Directions —
Write out the data again in full, exactly as it reads.

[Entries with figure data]
** Begin **
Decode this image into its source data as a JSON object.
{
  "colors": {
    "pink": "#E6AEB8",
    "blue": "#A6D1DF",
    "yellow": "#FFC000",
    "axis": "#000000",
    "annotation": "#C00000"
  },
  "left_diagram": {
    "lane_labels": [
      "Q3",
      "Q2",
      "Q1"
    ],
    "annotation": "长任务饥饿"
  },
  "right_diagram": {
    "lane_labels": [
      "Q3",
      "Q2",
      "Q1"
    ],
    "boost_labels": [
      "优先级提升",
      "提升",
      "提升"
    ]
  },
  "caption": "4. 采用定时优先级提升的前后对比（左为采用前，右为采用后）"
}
** End **
Solution below —
Decode this image into its source data as a JSON object.
{
  "colors": {
    "pink": "#E6AEB8",
    "blue": "#A6D1DF",
    "yellow": "#FFC000",
    "axis": "#000000",
    "annotation": "#C00000"
  },
  "left_diagram": {
    "lane_labels": [
      "Q3",
      "Q2",
      "Q1"
    ],
    "annotation": "长任务饥饿"
  },
  "right_diagram": {
    "lane_labels": [
      "Q3",
      "Q2",
      "Q1"
    ],
    "boost_labels": [
      "优先级提升",
      "提升",
      "提升"
    ]
  },
  "caption": "4. 采用定时优先级提升的前后对比（左为采用前，右为采用后）"
}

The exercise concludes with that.